## Task brief
Write out the data below in full, unchanged, minus the images.

## Dataset entries

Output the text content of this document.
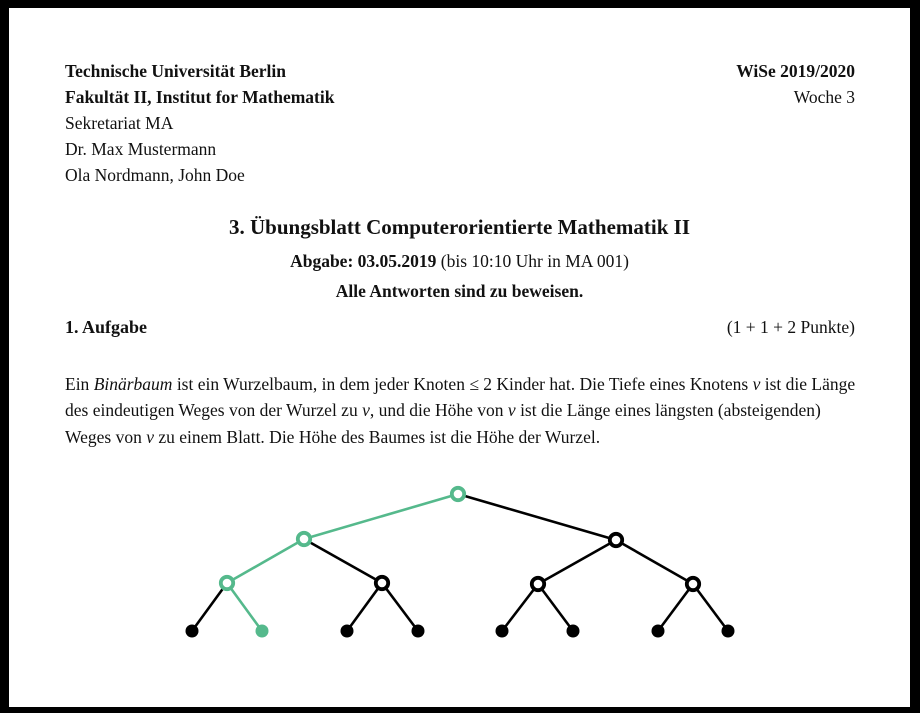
Technische Universität Berlin

Fakultät II, Institut for Mathematik

Sekretariat MA

Dr. Max Mustermann

Ola Nordmann, John Doe

WiSe 2019/2020

Woche 3

3. Übungsblatt Computerorientierte Mathematik II
Abgabe: 03.05.2019 (bis 10:10 Uhr in MA 001)
Alle Antworten sind zu beweisen.
1. Aufgabe	(1 + 1 + 2 Punkte)

Ein Binärbaum ist ein Wurzelbaum, in dem jeder Knoten ≤ 2 Kinder hat. Die Tiefe eines Knotens v ist die Länge des eindeutigen Weges von der Wurzel zu v, und die Höhe von v ist die Länge eines längsten (absteigenden) Weges von v zu einem Blatt. Die Höhe des Baumes ist die Höhe der Wurzel.
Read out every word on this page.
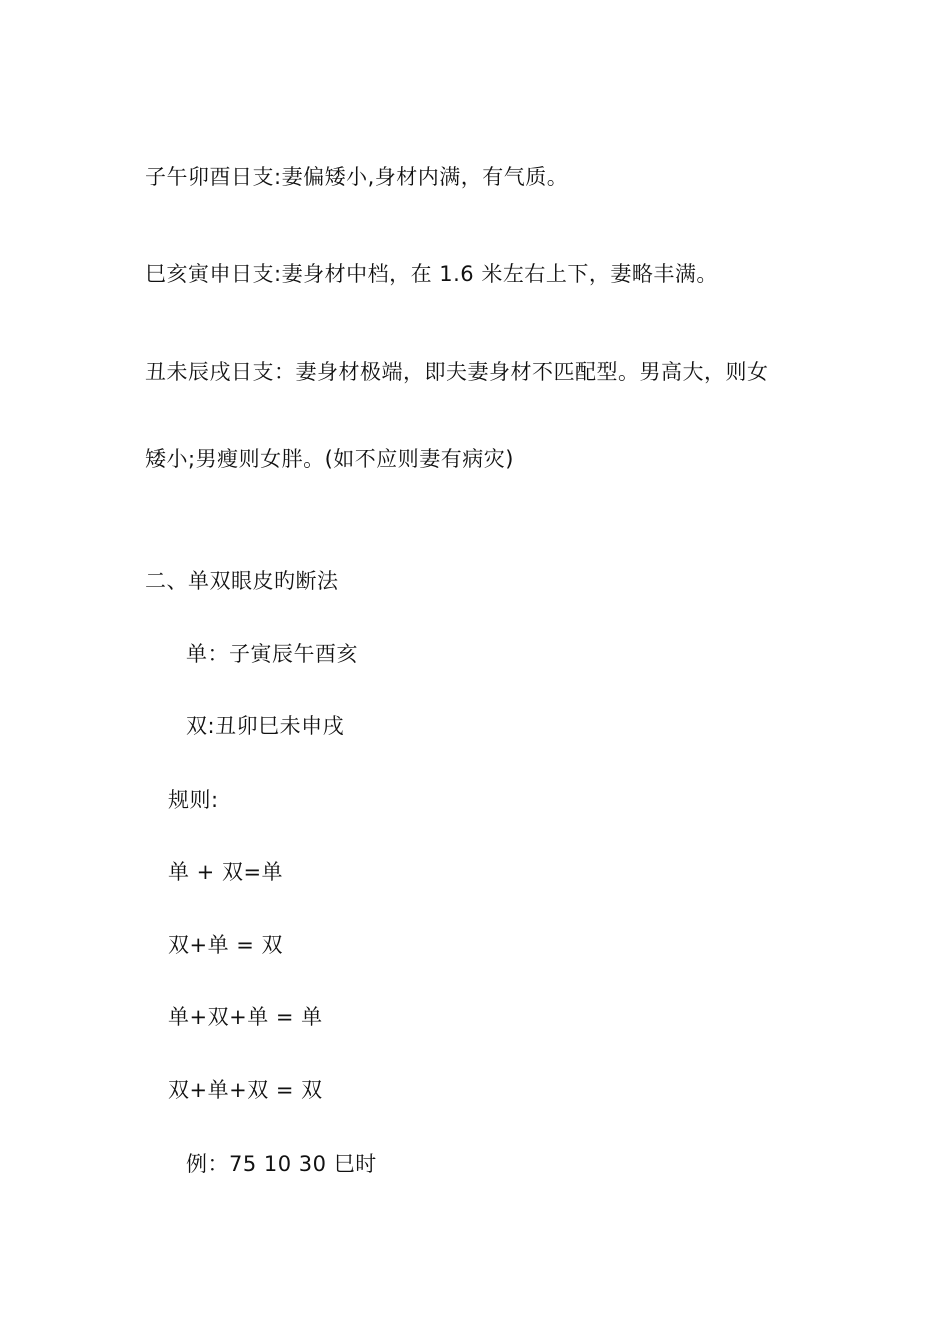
子午卯酉日支:妻偏矮小,身材内满，有气质。
巳亥寅申日支:妻身材中档，在 1.6 米左右上下，妻略丰满。
丑未辰戌日支：妻身材极端，即夫妻身材不匹配型。男高大，则女
矮小;男瘦则女胖。(如不应则妻有病灾)
二、单双眼皮旳断法
单：子寅辰午酉亥
双:丑卯巳未申戌
规则:
单 + 双=单
双+单 = 双
单+双+单 = 单
双+单+双 = 双
例：75 10 30 巳时
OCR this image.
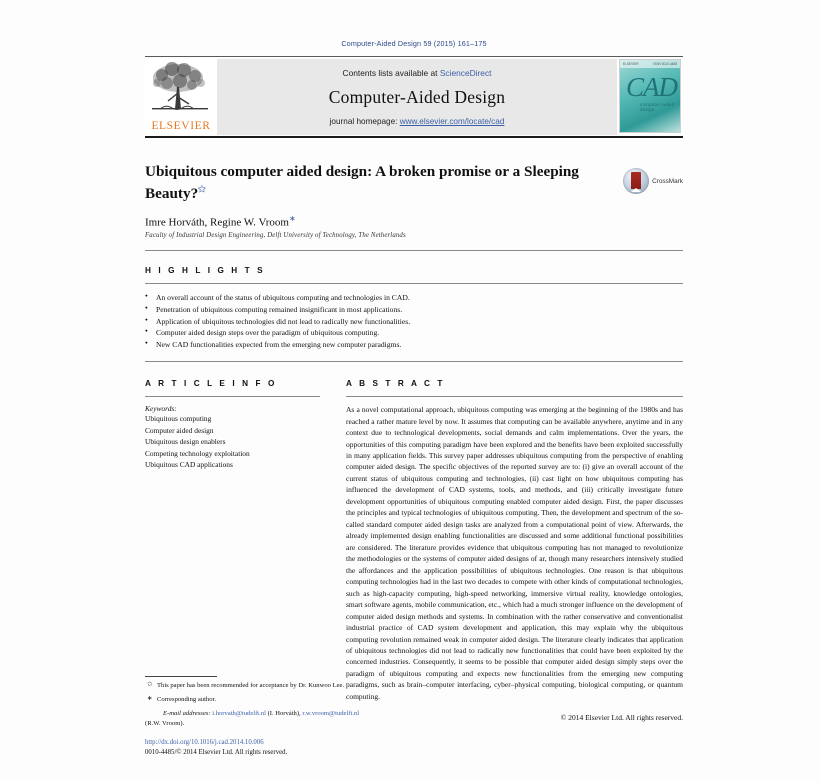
Computer-Aided Design 59 (2015) 161–175
ELSEVIER
Contents lists available at ScienceDirect
Computer-Aided Design
journal homepage: www.elsevier.com/locate/cad
ELSEVIER	ISSN 0010-4485
CAD
computer-aided design
CrossMark
Ubiquitous computer aided design: A broken promise or a Sleeping Beauty?✩
Imre Horváth, Regine W. Vroom∗
Faculty of Industrial Design Engineering, Delft University of Technology, The Netherlands
H I G H L I G H T S
● An overall account of the status of ubiquitous computing and technologies in CAD.
● Penetration of ubiquitous computing remained insignificant in most applications.
● Application of ubiquitous technologies did not lead to radically new functionalities.
● Computer aided design steps over the paradigm of ubiquitous computing.
● New CAD functionalities expected from the emerging new computer paradigms.
A R T I C L E I N F O
Keywords:
Ubiquitous computing
Computer aided design
Ubiquitous design enablers
Competing technology exploitation
Ubiquitous CAD applications
A B S T R A C T
As a novel computational approach, ubiquitous computing was emerging at the beginning of the 1980s and has reached a rather mature level by now. It assumes that computing can be available anywhere, anytime and in any context due to technological developments, social demands and calm implementations. Over the years, the opportunities of this computing paradigm have been explored and the benefits have been exploited successfully in many application fields. This survey paper addresses ubiquitous computing from the perspective of enabling computer aided design. The specific objectives of the reported survey are to: (i) give an overall account of the current status of ubiquitous computing and technologies, (ii) cast light on how ubiquitous computing has influenced the development of CAD systems, tools, and methods, and (iii) critically investigate future development opportunities of ubiquitous computing enabled computer aided design. First, the paper discusses the principles and typical technologies of ubiquitous computing. Then, the development and spectrum of the so-called standard computer aided design tasks are analyzed from a computational point of view. Afterwards, the already implemented design enabling functionalities are discussed and some additional functional possibilities are considered. The literature provides evidence that ubiquitous computing has not managed to revolutionize the methodologies or the systems of computer aided designs of ar, though many researchers intensively studied the affordances and the application possibilities of ubiquitous technologies. One reason is that ubiquitous computing technologies had in the last two decades to compete with other kinds of computational technologies, such as high-capacity computing, high-speed networking, immersive virtual reality, knowledge ontologies, smart software agents, mobile communication, etc., which had a much stronger influence on the development of computer aided design methods and systems. In combination with the rather conservative and conventionalist industrial practice of CAD system development and application, this may explain why the ubiquitous computing revolution remained weak in computer aided design. The literature clearly indicates that application of ubiquitous technologies did not lead to radically new functionalities that could have been exploited by the concerned industries. Consequently, it seems to be possible that computer aided design simply steps over the paradigm of ubiquitous computing and expects new functionalities from the emerging new computing paradigms, such as brain–computer interfacing, cyber–physical computing, biological computing, or quantum computing.
© 2014 Elsevier Ltd. All rights reserved.
✩ This paper has been recommended for acceptance by Dr. Kunwoo Lee.
∗ Corresponding author.
E-mail addresses: i.horvath@tudelft.nl (I. Horváth), r.w.vroom@tudelft.nl
(R.W. Vroom).
http://dx.doi.org/10.1016/j.cad.2014.10.006
0010-4485/© 2014 Elsevier Ltd. All rights reserved.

## Finished task
Output the text content of this document.
Technische Universität Berlin

Fakultät II, Institut for Mathematik

Sekretariat MA

Dr. Max Mustermann

Ola Nordmann, John Doe

WiSe 2019/2020

Woche 3

3. Übungsblatt Computerorientierte Mathematik II
Abgabe: 03.05.2019 (bis 10:10 Uhr in MA 001)
Alle Antworten sind zu beweisen.
1. Aufgabe	(1 + 1 + 2 Punkte)

Ein Binärbaum ist ein Wurzelbaum, in dem jeder Knoten ≤ 2 Kinder hat. Die Tiefe eines Knotens v ist die Länge des eindeutigen Weges von der Wurzel zu v, und die Höhe von v ist die Länge eines längsten (absteigenden) Weges von v zu einem Blatt. Die Höhe des Baumes ist die Höhe der Wurzel.
Read out every word on this page.
子午卯酉日支:妻偏矮小,身材内满，有气质。
巳亥寅申日支:妻身材中档，在 1.6 米左右上下，妻略丰满。
丑未辰戌日支：妻身材极端，即夫妻身材不匹配型。男高大，则女
矮小;男瘦则女胖。(如不应则妻有病灾)
二、单双眼皮旳断法
单：子寅辰午酉亥
双:丑卯巳未申戌
规则:
单 + 双=单
双+单 = 双
单+双+单 = 单
双+单+双 = 双
例：75 10 30 巳时
OCR this image.
Computer-Aided Design 59 (2015) 161–175
ELSEVIER
Contents lists available at ScienceDirect
Computer-Aided Design
journal homepage: www.elsevier.com/locate/cad
ELSEVIER	ISSN 0010-4485
CAD
computer-aided design
CrossMark
Ubiquitous computer aided design: A broken promise or a Sleeping Beauty?✩
Imre Horváth, Regine W. Vroom∗
Faculty of Industrial Design Engineering, Delft University of Technology, The Netherlands
H I G H L I G H T S
● An overall account of the status of ubiquitous computing and technologies in CAD.
● Penetration of ubiquitous computing remained insignificant in most applications.
● Application of ubiquitous technologies did not lead to radically new functionalities.
● Computer aided design steps over the paradigm of ubiquitous computing.
● New CAD functionalities expected from the emerging new computer paradigms.
A R T I C L E I N F O
Keywords:
Ubiquitous computing
Computer aided design
Ubiquitous design enablers
Competing technology exploitation
Ubiquitous CAD applications
A B S T R A C T
As a novel computational approach, ubiquitous computing was emerging at the beginning of the 1980s and has reached a rather mature level by now. It assumes that computing can be available anywhere, anytime and in any context due to technological developments, social demands and calm implementations. Over the years, the opportunities of this computing paradigm have been explored and the benefits have been exploited successfully in many application fields. This survey paper addresses ubiquitous computing from the perspective of enabling computer aided design. The specific objectives of the reported survey are to: (i) give an overall account of the current status of ubiquitous computing and technologies, (ii) cast light on how ubiquitous computing has influenced the development of CAD systems, tools, and methods, and (iii) critically investigate future development opportunities of ubiquitous computing enabled computer aided design. First, the paper discusses the principles and typical technologies of ubiquitous computing. Then, the development and spectrum of the so-called standard computer aided design tasks are analyzed from a computational point of view. Afterwards, the already implemented design enabling functionalities are discussed and some additional functional possibilities are considered. The literature provides evidence that ubiquitous computing has not managed to revolutionize the methodologies or the systems of computer aided designs of ar, though many researchers intensively studied the affordances and the application possibilities of ubiquitous technologies. One reason is that ubiquitous computing technologies had in the last two decades to compete with other kinds of computational technologies, such as high-capacity computing, high-speed networking, immersive virtual reality, knowledge ontologies, smart software agents, mobile communication, etc., which had a much stronger influence on the development of computer aided design methods and systems. In combination with the rather conservative and conventionalist industrial practice of CAD system development and application, this may explain why the ubiquitous computing revolution remained weak in computer aided design. The literature clearly indicates that application of ubiquitous technologies did not lead to radically new functionalities that could have been exploited by the concerned industries. Consequently, it seems to be possible that computer aided design simply steps over the paradigm of ubiquitous computing and expects new functionalities from the emerging new computing paradigms, such as brain–computer interfacing, cyber–physical computing, biological computing, or quantum computing.
© 2014 Elsevier Ltd. All rights reserved.
✩ This paper has been recommended for acceptance by Dr. Kunwoo Lee.
∗ Corresponding author.
E-mail addresses: i.horvath@tudelft.nl (I. Horváth), r.w.vroom@tudelft.nl
(R.W. Vroom).
http://dx.doi.org/10.1016/j.cad.2014.10.006
0010-4485/© 2014 Elsevier Ltd. All rights reserved.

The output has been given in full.